WHAT THIS TASK INVOLVES:
Find every line in the records that holds the string "title". Copy each one.

Extracted records
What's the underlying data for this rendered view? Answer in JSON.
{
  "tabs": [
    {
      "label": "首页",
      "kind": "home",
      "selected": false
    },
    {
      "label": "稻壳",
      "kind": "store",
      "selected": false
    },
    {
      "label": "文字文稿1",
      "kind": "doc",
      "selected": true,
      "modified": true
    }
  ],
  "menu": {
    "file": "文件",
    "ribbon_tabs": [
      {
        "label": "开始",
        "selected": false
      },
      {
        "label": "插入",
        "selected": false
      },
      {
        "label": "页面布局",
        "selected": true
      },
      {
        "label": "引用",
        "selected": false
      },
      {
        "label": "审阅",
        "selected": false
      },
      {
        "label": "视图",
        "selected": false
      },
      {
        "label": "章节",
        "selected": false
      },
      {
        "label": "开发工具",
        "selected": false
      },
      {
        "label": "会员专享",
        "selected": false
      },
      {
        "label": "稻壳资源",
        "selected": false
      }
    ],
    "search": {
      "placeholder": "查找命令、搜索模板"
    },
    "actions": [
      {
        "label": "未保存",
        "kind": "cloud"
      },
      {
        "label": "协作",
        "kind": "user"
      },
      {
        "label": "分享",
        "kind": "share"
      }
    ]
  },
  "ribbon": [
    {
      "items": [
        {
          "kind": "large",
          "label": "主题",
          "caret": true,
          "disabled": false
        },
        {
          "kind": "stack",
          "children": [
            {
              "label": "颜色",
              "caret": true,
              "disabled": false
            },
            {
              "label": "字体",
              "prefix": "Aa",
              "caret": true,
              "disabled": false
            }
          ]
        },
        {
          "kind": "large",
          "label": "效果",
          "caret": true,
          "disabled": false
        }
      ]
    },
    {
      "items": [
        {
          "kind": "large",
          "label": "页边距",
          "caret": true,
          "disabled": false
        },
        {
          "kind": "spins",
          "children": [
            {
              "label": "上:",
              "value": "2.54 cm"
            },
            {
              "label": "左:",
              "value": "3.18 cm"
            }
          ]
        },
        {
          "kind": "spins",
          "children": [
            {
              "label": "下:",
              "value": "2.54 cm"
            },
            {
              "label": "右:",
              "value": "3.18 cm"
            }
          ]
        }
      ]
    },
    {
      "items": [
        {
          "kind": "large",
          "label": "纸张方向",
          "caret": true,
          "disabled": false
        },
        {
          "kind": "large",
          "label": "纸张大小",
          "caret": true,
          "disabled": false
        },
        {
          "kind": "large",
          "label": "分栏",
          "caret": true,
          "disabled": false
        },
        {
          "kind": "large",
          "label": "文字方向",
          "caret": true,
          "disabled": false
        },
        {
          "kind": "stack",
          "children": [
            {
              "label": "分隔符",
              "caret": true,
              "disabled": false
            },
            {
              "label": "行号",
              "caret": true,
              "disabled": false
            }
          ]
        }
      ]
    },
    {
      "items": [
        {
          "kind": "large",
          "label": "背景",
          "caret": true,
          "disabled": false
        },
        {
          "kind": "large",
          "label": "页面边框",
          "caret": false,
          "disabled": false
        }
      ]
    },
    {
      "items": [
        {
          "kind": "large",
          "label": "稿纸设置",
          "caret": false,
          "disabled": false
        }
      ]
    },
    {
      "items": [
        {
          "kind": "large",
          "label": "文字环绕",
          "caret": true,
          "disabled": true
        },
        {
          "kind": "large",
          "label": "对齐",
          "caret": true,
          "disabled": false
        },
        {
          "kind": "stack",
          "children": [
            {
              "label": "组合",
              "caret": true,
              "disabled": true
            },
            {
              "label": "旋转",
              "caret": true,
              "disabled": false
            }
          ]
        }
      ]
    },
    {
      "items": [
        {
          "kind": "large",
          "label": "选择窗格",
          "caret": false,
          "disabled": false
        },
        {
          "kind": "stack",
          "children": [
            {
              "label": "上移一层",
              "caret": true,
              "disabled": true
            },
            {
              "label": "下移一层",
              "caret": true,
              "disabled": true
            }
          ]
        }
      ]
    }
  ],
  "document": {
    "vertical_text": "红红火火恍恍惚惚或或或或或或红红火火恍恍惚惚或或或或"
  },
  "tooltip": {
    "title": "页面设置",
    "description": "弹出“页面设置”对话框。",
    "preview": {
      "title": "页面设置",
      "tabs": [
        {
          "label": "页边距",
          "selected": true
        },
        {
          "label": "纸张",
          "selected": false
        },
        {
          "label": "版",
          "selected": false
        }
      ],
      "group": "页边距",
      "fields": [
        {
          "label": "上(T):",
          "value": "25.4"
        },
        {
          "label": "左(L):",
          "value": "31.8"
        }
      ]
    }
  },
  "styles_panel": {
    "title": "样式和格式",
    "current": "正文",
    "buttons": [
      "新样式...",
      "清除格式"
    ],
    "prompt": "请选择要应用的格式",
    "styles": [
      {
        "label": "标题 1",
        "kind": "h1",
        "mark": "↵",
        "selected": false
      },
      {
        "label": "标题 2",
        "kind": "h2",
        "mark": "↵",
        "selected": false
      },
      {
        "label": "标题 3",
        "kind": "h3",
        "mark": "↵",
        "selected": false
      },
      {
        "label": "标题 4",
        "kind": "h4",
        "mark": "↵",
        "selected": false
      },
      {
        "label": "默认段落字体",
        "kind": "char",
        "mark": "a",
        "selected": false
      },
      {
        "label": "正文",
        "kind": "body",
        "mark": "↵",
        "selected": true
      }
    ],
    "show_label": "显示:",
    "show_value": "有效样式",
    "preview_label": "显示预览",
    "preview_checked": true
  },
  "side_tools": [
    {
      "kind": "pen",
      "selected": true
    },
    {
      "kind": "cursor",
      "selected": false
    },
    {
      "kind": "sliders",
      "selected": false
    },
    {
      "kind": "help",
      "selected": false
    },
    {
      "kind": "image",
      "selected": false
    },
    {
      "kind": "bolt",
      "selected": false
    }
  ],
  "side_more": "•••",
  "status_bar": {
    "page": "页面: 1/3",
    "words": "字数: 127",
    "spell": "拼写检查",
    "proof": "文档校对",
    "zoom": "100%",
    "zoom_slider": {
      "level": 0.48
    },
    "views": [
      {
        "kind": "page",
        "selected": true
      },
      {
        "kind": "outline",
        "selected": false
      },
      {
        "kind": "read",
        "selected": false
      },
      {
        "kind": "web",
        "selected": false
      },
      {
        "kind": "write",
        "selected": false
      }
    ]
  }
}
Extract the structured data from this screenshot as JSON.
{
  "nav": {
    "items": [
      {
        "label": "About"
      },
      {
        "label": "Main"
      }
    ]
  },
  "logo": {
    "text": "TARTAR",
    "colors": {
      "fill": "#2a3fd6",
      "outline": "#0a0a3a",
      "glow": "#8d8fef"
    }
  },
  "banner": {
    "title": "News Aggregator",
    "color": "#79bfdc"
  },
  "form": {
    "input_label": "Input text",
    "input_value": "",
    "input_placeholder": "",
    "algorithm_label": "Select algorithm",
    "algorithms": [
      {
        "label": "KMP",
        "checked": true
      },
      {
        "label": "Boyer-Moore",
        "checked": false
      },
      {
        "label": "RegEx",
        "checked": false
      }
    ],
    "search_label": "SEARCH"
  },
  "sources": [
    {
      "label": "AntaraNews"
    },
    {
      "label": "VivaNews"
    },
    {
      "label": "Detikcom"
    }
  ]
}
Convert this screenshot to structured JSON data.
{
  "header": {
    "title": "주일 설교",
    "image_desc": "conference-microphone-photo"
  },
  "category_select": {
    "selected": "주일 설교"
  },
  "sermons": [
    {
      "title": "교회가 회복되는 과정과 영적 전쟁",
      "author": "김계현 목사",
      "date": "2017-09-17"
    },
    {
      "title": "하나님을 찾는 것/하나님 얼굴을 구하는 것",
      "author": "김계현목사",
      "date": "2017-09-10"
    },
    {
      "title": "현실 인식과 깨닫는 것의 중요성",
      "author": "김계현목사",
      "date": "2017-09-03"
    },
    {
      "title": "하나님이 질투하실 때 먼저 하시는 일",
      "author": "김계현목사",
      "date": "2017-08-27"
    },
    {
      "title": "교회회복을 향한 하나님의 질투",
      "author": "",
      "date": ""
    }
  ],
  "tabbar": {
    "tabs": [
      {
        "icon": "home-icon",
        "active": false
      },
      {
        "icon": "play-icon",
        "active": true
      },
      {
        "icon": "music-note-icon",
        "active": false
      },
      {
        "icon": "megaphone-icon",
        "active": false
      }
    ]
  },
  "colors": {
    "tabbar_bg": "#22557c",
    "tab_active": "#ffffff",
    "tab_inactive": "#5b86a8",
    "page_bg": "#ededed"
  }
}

EXPECTED OUTPUT:
    "title": "页面设置",
      "title": "页面设置",
    "title": "样式和格式",
    "title": "News Aggregator",
    "title": "주일 설교",
      "title": "교회가 회복되는 과정과 영적 전쟁",
      "title": "하나님을 찾는 것/하나님 얼굴을 구하는 것",
      "title": "현실 인식과 깨닫는 것의 중요성",
      "title": "하나님이 질투하실 때 먼저 하시는 일",
      "title": "교회회복을 향한 하나님의 질투",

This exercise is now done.